_Stored data_
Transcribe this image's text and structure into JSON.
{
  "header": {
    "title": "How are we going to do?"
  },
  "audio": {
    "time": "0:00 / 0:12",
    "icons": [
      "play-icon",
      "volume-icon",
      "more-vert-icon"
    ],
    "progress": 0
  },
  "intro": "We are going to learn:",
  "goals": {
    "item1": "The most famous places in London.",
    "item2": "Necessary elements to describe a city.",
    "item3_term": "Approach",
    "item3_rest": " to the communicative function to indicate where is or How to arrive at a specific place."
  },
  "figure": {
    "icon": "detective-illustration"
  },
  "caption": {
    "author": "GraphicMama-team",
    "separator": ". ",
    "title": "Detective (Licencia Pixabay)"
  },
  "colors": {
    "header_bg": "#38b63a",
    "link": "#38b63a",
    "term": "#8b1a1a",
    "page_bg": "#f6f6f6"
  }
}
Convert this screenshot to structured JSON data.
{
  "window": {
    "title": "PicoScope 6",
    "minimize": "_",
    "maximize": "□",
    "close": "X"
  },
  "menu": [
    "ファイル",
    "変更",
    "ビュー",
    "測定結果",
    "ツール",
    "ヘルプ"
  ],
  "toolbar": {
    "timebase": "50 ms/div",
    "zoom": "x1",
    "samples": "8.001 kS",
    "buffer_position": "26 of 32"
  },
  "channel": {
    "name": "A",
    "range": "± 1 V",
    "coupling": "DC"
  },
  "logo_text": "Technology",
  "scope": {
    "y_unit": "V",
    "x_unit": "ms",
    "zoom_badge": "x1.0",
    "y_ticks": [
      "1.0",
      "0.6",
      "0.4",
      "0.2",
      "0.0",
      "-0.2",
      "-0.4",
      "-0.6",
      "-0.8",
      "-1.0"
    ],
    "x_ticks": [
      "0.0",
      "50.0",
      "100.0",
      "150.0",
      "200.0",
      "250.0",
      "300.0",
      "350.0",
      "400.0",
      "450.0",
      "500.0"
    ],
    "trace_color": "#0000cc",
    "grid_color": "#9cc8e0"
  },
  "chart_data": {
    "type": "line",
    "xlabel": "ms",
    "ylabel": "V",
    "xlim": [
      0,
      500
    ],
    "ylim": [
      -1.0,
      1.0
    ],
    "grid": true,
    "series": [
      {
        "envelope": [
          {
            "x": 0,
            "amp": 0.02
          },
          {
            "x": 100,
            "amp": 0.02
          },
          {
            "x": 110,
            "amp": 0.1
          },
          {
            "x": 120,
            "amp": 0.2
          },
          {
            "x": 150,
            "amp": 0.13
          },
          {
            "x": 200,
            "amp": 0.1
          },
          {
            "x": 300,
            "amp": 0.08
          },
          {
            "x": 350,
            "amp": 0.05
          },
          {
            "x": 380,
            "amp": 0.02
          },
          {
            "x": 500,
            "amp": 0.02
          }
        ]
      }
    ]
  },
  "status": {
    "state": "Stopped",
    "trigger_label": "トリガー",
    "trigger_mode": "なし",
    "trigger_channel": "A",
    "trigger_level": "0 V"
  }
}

_Aim of the exercise_
Repeat the records above exactly as they appear.

_Result of this exercise_
Transcribe this image's text and structure into JSON.
{
  "header": {
    "title": "How are we going to do?"
  },
  "audio": {
    "time": "0:00 / 0:12",
    "icons": [
      "play-icon",
      "volume-icon",
      "more-vert-icon"
    ],
    "progress": 0
  },
  "intro": "We are going to learn:",
  "goals": {
    "item1": "The most famous places in London.",
    "item2": "Necessary elements to describe a city.",
    "item3_term": "Approach",
    "item3_rest": " to the communicative function to indicate where is or How to arrive at a specific place."
  },
  "figure": {
    "icon": "detective-illustration"
  },
  "caption": {
    "author": "GraphicMama-team",
    "separator": ". ",
    "title": "Detective (Licencia Pixabay)"
  },
  "colors": {
    "header_bg": "#38b63a",
    "link": "#38b63a",
    "term": "#8b1a1a",
    "page_bg": "#f6f6f6"
  }
}
Convert this screenshot to structured JSON data.
{
  "window": {
    "title": "PicoScope 6",
    "minimize": "_",
    "maximize": "□",
    "close": "X"
  },
  "menu": [
    "ファイル",
    "変更",
    "ビュー",
    "測定結果",
    "ツール",
    "ヘルプ"
  ],
  "toolbar": {
    "timebase": "50 ms/div",
    "zoom": "x1",
    "samples": "8.001 kS",
    "buffer_position": "26 of 32"
  },
  "channel": {
    "name": "A",
    "range": "± 1 V",
    "coupling": "DC"
  },
  "logo_text": "Technology",
  "scope": {
    "y_unit": "V",
    "x_unit": "ms",
    "zoom_badge": "x1.0",
    "y_ticks": [
      "1.0",
      "0.6",
      "0.4",
      "0.2",
      "0.0",
      "-0.2",
      "-0.4",
      "-0.6",
      "-0.8",
      "-1.0"
    ],
    "x_ticks": [
      "0.0",
      "50.0",
      "100.0",
      "150.0",
      "200.0",
      "250.0",
      "300.0",
      "350.0",
      "400.0",
      "450.0",
      "500.0"
    ],
    "trace_color": "#0000cc",
    "grid_color": "#9cc8e0"
  },
  "chart_data": {
    "type": "line",
    "xlabel": "ms",
    "ylabel": "V",
    "xlim": [
      0,
      500
    ],
    "ylim": [
      -1.0,
      1.0
    ],
    "grid": true,
    "series": [
      {
        "envelope": [
          {
            "x": 0,
            "amp": 0.02
          },
          {
            "x": 100,
            "amp": 0.02
          },
          {
            "x": 110,
            "amp": 0.1
          },
          {
            "x": 120,
            "amp": 0.2
          },
          {
            "x": 150,
            "amp": 0.13
          },
          {
            "x": 200,
            "amp": 0.1
          },
          {
            "x": 300,
            "amp": 0.08
          },
          {
            "x": 350,
            "amp": 0.05
          },
          {
            "x": 380,
            "amp": 0.02
          },
          {
            "x": 500,
            "amp": 0.02
          }
        ]
      }
    ]
  },
  "status": {
    "state": "Stopped",
    "trigger_label": "トリガー",
    "trigger_mode": "なし",
    "trigger_channel": "A",
    "trigger_level": "0 V"
  }
}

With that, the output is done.